いつもはSalesforceもしくはIT業界から見た関連記事を掲載しておりますが、今後各業界に精通した方・メディアと連携して、新たな切り口で記事をお届けしていきます。第一弾は、家電スペシャリストの滝田勝紀氏による「家電業界」に関する連載です。ぜひご覧ください。
こと生活家電の分野を取材していると、「IoTで重要なことは、スマートフォンでいかに家電を操作するか」と勘違いしている人々に多く出会います。それはメーカーの方もそうですし、同業の記者や編集者の方々にも見受けられます。たしかに記事などでビジュアル化しようとすると、家電とスマートフォンの画面を並べて操作しているシーンが、一番伝わりやすいから仕方ないかもしれませんが。
でも、ここではっきりさせておきましょう。IoTで重要なことは、スマートフォンで家電を操作することではありません。「繋がっていることから得られる価値」こそが重要なのです。メーカーにとってもユーザーにとってもーー。どういうことかを整理して説明します。
まずはユーザー側の価値について。多くの生活家電というものは、いわゆるデジタルガジェットなどとは違い、1回購入すると小物家電などでも短くても5、6年、エアコンや冷蔵庫、洗濯機など大型家電となると10年以上使うものも一般的です。つまり、付き合いが非常に長いものが多いのです。
ほとんどの生活家電は、購入してから1年も経つとモデルチェンジした新製品が発売され、その瞬間から当然旧モデルと位置づけられてしまいます。ただ、実は新製品とはあまり機能差がないことも多々あり、もしそれらの生活家電がIoT化されていたとしたなら、スマートフォンやPCなどと同じで、ソフトウェアのアップデートをするだけで、新製品と同じ機能を実装させることも可能なのです。

########

作業内容:
**A.** 本文で大型家電の例として挙げられている家電を、すべて書き出してください。
**B.** 本文の「こと生活家電の分野を取材して」から「ことかを整理して説明します。」までを、両端を含めてそのまま書き写してください。
以下のデータは、本文とは別の資料です。

########

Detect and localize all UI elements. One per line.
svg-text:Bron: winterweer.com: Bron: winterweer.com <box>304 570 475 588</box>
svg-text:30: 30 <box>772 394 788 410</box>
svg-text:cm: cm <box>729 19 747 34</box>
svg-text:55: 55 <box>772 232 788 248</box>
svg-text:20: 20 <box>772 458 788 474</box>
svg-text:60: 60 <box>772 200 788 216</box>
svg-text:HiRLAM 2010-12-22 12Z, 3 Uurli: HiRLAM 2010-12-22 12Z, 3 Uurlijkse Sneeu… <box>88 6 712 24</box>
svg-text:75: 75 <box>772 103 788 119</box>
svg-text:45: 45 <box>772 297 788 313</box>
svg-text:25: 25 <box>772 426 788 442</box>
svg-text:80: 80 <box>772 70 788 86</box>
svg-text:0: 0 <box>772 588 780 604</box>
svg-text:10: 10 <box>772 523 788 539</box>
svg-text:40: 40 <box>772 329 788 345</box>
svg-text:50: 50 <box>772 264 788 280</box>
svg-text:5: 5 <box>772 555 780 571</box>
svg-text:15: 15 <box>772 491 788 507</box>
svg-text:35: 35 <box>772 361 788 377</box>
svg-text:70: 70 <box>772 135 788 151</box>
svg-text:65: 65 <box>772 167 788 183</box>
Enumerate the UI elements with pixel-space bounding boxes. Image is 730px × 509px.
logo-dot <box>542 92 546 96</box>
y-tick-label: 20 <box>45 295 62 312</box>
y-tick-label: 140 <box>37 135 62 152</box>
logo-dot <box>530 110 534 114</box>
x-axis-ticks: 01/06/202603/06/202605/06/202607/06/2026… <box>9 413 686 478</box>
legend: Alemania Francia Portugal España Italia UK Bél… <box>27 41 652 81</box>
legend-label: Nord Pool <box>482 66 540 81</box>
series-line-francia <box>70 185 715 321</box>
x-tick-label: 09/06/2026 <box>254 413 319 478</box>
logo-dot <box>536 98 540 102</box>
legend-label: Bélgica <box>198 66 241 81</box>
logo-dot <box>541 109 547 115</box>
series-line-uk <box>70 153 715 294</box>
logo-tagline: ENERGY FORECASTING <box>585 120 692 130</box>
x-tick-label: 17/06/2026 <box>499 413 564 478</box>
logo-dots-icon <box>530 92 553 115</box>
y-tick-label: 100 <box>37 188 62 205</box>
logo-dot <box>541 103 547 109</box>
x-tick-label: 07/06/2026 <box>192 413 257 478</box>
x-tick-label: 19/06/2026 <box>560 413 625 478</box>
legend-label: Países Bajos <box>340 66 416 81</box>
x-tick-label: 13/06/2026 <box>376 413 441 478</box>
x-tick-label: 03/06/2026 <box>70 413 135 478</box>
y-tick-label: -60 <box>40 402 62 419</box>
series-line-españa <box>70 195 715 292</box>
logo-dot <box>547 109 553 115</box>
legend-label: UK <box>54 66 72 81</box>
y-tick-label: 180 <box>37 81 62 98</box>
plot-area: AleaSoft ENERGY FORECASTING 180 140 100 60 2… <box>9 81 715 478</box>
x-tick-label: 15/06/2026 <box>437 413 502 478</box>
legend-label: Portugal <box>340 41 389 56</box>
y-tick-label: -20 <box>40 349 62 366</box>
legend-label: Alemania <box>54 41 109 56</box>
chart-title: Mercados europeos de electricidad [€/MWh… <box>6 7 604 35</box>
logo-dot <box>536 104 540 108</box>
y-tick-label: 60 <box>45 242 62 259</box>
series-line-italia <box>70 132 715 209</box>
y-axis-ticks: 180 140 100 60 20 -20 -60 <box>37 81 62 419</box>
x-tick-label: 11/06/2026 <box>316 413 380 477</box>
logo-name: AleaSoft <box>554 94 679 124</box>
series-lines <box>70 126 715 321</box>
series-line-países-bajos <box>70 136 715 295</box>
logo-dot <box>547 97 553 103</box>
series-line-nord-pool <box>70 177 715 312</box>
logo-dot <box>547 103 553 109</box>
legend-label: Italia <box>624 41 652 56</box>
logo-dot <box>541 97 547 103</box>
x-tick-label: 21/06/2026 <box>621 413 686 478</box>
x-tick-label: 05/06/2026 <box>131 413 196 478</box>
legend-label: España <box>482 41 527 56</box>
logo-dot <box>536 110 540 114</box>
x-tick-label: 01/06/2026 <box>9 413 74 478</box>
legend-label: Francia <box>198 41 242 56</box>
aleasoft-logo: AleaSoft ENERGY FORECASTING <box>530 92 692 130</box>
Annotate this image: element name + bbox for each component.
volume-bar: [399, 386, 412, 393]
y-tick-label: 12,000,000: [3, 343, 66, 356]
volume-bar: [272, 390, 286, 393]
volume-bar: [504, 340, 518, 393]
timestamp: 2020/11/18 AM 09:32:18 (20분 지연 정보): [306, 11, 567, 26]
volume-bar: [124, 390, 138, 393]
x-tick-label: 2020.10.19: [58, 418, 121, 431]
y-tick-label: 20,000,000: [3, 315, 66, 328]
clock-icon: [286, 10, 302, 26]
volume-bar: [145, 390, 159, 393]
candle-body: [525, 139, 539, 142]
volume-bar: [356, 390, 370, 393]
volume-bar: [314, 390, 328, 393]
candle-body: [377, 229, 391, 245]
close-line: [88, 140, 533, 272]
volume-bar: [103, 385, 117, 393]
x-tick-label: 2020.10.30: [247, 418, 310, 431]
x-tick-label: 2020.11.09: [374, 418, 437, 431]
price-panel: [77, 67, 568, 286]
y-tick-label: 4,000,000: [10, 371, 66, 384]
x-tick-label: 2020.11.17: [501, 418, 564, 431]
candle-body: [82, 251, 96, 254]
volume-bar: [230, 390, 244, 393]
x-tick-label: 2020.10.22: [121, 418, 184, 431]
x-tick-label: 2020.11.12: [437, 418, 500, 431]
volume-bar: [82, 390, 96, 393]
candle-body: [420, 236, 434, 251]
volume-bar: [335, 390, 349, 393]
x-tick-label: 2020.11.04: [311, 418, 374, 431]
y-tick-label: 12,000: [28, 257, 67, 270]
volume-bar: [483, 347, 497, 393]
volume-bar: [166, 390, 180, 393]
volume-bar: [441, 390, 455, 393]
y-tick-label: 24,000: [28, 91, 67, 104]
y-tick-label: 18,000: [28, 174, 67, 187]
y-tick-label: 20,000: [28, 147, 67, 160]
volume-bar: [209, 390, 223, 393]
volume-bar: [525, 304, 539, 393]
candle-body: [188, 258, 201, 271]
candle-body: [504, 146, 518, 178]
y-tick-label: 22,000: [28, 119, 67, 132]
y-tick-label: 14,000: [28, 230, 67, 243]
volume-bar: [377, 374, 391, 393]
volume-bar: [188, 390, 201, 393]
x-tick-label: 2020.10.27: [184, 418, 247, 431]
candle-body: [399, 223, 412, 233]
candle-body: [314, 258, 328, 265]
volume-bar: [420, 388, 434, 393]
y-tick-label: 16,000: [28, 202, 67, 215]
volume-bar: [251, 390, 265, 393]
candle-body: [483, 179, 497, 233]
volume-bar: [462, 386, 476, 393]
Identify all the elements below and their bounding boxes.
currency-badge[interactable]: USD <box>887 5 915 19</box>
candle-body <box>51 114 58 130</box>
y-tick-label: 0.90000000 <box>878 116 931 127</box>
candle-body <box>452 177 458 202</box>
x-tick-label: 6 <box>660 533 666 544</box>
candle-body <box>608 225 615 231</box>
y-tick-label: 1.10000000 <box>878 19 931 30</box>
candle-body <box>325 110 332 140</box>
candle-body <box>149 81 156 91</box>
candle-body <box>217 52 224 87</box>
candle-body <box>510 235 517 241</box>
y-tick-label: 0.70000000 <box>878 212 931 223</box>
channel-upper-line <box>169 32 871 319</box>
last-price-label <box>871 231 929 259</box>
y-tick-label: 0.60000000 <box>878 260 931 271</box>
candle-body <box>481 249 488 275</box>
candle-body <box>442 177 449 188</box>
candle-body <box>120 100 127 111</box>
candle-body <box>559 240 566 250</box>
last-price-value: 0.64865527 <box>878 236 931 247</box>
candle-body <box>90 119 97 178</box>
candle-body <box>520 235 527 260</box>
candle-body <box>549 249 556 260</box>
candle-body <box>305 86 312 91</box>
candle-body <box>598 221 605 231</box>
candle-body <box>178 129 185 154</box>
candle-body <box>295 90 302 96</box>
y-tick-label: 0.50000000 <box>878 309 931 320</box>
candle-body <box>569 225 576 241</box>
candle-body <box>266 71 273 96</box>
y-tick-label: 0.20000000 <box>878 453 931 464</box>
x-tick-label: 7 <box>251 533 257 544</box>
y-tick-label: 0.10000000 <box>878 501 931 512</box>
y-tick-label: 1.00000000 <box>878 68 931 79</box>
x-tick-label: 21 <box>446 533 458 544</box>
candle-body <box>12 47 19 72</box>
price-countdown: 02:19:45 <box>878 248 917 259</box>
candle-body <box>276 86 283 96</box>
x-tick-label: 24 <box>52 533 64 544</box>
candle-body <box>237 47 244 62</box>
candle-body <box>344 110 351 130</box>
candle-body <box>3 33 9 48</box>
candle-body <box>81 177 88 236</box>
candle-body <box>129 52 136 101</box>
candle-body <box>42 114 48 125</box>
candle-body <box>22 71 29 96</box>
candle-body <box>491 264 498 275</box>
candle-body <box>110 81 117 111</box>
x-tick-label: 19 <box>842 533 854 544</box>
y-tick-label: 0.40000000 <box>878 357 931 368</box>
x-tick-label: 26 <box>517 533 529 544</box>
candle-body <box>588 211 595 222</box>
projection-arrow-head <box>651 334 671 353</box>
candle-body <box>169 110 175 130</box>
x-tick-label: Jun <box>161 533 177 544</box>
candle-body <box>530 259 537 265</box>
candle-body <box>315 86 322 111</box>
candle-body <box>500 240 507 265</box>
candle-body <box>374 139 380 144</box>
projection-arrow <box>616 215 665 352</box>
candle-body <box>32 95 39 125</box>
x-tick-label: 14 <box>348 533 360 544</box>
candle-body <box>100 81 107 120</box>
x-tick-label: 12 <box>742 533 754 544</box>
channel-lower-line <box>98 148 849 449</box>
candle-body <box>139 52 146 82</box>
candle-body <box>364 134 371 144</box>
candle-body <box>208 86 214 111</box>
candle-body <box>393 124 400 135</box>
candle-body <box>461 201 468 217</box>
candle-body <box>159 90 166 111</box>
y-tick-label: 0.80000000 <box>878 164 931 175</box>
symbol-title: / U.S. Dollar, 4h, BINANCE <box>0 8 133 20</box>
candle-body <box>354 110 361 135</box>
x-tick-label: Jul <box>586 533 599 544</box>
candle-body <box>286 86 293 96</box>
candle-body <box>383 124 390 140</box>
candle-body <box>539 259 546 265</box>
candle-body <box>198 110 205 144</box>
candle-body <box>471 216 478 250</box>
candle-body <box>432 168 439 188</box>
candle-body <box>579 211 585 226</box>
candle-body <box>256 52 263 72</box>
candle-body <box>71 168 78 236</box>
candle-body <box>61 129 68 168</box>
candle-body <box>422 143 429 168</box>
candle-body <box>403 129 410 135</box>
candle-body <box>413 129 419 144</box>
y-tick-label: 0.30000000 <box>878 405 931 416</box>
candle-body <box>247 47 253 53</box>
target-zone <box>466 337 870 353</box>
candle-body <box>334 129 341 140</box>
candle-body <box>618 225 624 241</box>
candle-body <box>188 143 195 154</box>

########

解答:
**A.** エアコン、冷蔵庫、洗濯機

**B.**
こと生活家電の分野を取材していると、「IoTで重要なことは、スマートフォンでいかに家電を操作するか」と勘違いしている人々に多く出会います。それはメーカーの方もそうですし、同業の記者や編集者の方々にも見受けられます。たしかに記事などでビジュアル化しようとすると、家電とスマートフォンの画面を並べて操作しているシーンが、一番伝わりやすいから仕方ないかもしれませんが。
でも、ここではっきりさせておきましょう。IoTで重要なことは、スマートフォンで家電を操作することではありません。「繋がっていることから得られる価値」こそが重要なのです。メーカーにとってもユーザーにとってもーー。どういうことかを整理して説明します。